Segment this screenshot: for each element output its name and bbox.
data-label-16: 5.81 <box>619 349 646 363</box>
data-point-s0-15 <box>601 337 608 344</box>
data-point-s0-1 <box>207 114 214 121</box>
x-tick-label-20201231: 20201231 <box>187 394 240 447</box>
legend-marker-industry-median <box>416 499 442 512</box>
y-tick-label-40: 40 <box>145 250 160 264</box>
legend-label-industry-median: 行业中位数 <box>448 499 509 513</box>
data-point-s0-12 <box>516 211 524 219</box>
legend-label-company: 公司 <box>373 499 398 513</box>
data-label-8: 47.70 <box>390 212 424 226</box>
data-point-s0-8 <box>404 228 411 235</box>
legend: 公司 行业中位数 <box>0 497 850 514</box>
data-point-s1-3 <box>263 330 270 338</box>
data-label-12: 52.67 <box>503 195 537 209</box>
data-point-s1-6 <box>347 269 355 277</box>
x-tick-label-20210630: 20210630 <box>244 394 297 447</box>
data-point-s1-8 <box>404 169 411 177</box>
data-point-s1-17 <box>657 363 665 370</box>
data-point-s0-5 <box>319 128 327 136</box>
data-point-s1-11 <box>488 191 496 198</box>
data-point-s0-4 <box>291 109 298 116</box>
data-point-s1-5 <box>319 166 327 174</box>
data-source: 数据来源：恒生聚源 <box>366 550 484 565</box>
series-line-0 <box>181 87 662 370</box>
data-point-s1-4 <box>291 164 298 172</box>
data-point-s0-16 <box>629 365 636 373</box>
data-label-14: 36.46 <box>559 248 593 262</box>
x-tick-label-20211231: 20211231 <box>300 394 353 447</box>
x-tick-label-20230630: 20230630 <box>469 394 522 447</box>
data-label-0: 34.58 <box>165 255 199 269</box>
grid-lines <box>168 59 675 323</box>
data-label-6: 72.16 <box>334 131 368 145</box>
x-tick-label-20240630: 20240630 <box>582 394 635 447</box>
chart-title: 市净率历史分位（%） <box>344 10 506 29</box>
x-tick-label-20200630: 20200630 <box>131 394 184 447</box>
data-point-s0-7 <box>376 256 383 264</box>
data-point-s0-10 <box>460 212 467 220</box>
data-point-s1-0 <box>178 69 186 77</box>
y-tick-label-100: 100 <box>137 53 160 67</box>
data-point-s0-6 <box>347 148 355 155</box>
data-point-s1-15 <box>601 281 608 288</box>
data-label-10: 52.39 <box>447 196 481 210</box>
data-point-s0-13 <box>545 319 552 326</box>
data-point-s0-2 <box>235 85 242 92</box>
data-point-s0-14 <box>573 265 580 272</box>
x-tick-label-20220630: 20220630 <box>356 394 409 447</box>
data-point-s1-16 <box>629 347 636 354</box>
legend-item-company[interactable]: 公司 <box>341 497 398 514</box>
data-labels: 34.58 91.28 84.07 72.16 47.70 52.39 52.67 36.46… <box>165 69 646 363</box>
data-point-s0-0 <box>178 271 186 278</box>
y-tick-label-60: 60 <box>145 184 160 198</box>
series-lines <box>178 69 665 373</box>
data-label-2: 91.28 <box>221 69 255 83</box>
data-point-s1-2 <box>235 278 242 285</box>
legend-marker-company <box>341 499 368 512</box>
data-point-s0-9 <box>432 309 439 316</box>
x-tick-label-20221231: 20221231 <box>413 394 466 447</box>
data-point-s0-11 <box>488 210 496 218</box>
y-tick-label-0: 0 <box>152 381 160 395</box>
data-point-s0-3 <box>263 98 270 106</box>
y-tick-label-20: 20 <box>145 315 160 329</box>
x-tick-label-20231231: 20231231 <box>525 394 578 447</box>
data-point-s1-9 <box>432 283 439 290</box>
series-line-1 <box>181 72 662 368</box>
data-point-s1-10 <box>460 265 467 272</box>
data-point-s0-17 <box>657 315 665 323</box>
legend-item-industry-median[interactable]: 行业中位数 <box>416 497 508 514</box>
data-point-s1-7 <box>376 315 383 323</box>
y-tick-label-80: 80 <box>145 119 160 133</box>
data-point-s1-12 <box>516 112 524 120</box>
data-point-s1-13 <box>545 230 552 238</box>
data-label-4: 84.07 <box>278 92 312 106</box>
..........
**Set problem:**
Give all the items as a Markdown table with the columns No. and Line, one row per line, numbered in order.

**Answer in full:**
| No. | Line |
|---|---|
| 1 | Segment this screenshot: for each element output its name and bbox. |
| 2 | data-label-16: 5.81 <box>619 349 646 363</box> |
| 3 | data-point-s0-15 <box>601 337 608 344</box> |
| 4 | data-point-s0-1 <box>207 114 214 121</box> |
| 5 | x-tick-label-20201231: 20201231 <box>187 394 240 447</box> |
| 6 | legend-marker-industry-median <box>416 499 442 512</box> |
| 7 | y-tick-label-40: 40 <box>145 250 160 264</box> |
| 8 | legend-label-industry-median: 行业中位数 <box>448 499 509 513</box> |
| 9 | data-point-s0-12 <box>516 211 524 219</box> |
| 10 | legend-label-company: 公司 <box>373 499 398 513</box> |
| 11 | data-label-8: 47.70 <box>390 212 424 226</box> |
| 12 | data-point-s0-8 <box>404 228 411 235</box> |
| 13 | legend: 公司 行业中位数 <box>0 497 850 514</box> |
| 14 | data-point-s1-3 <box>263 330 270 338</box> |
| 15 | data-label-12: 52.67 <box>503 195 537 209</box> |
| 16 | data-point-s1-6 <box>347 269 355 277</box> |
| 17 | x-tick-label-20210630: 20210630 <box>244 394 297 447</box> |
| 18 | data-point-s1-8 <box>404 169 411 177</box> |
| 19 | data-point-s1-17 <box>657 363 665 370</box> |
| 20 | data-point-s0-5 <box>319 128 327 136</box> |
| 21 | data-point-s1-11 <box>488 191 496 198</box> |
| 22 | data-point-s0-4 <box>291 109 298 116</box> |
| 23 | data-point-s1-5 <box>319 166 327 174</box> |
| 24 | data-source: 数据来源：恒生聚源 <box>366 550 484 565</box> |
| 25 | series-line-0 <box>181 87 662 370</box> |
| 26 | data-point-s1-4 <box>291 164 298 172</box> |
| 27 | data-point-s0-16 <box>629 365 636 373</box> |
| 28 | data-label-14: 36.46 <box>559 248 593 262</box> |
| 29 | x-tick-label-20211231: 20211231 <box>300 394 353 447</box> |
| 30 | x-tick-label-20230630: 20230630 <box>469 394 522 447</box> |
| 31 | data-label-0: 34.58 <box>165 255 199 269</box> |
| 32 | grid-lines <box>168 59 675 323</box> |
| 33 | data-label-6: 72.16 <box>334 131 368 145</box> |
| 34 | x-tick-label-20240630: 20240630 <box>582 394 635 447</box> |
| 35 | chart-title: 市净率历史分位（%） <box>344 10 506 29</box> |
| 36 | x-tick-label-20200630: 20200630 <box>131 394 184 447</box> |
| 37 | data-point-s0-7 <box>376 256 383 264</box> |
| 38 | data-point-s0-10 <box>460 212 467 220</box> |
| 39 | data-point-s1-0 <box>178 69 186 77</box> |
| 40 | y-tick-label-100: 100 <box>137 53 160 67</box> |
| 41 | data-point-s0-6 <box>347 148 355 155</box> |
| 42 | data-point-s1-15 <box>601 281 608 288</box> |
| 43 | data-label-10: 52.39 <box>447 196 481 210</box> |
| 44 | data-point-s0-13 <box>545 319 552 326</box> |
| 45 | data-point-s0-2 <box>235 85 242 92</box> |
| 46 | data-point-s0-14 <box>573 265 580 272</box> |
| 47 | x-tick-label-20220630: 20220630 <box>356 394 409 447</box> |
| 48 | data-point-s1-16 <box>629 347 636 354</box> |
| 49 | legend-item-company[interactable]: 公司 <box>341 497 398 514</box> |
| 50 | data-labels: 34.58 91.28 84.07 72.16 47.70 52.39 52.67 36.46… <box>165 69 646 363</box> |
| 51 | data-point-s0-0 <box>178 271 186 278</box> |
| 52 | y-tick-label-60: 60 <box>145 184 160 198</box> |
| 53 | series-lines <box>178 69 665 373</box> |
| 54 | data-label-2: 91.28 <box>221 69 255 83</box> |
| 55 | data-point-s1-2 <box>235 278 242 285</box> |
| 56 | legend-marker-company <box>341 499 368 512</box> |
| 57 | data-point-s0-9 <box>432 309 439 316</box> |
| 58 | x-tick-label-20221231: 20221231 <box>413 394 466 447</box> |
| 59 | data-point-s0-11 <box>488 210 496 218</box> |
| 60 | y-tick-label-0: 0 <box>152 381 160 395</box> |
| 61 | data-point-s0-3 <box>263 98 270 106</box> |
| 62 | y-tick-label-20: 20 <box>145 315 160 329</box> |
| 63 | x-tick-label-20231231: 20231231 <box>525 394 578 447</box> |
| 64 | data-point-s1-9 <box>432 283 439 290</box> |
| 65 | series-line-1 <box>181 72 662 368</box> |
| 66 | data-point-s1-10 <box>460 265 467 272</box> |
| 67 | data-point-s0-17 <box>657 315 665 323</box> |
| 68 | legend-item-industry-median[interactable]: 行业中位数 <box>416 497 508 514</box> |
| 69 | data-point-s1-7 <box>376 315 383 323</box> |
| 70 | y-tick-label-80: 80 <box>145 119 160 133</box> |
| 71 | data-point-s1-12 <box>516 112 524 120</box> |
| 72 | data-point-s1-13 <box>545 230 552 238</box> |
| 73 | data-label-4: 84.07 <box>278 92 312 106</box> |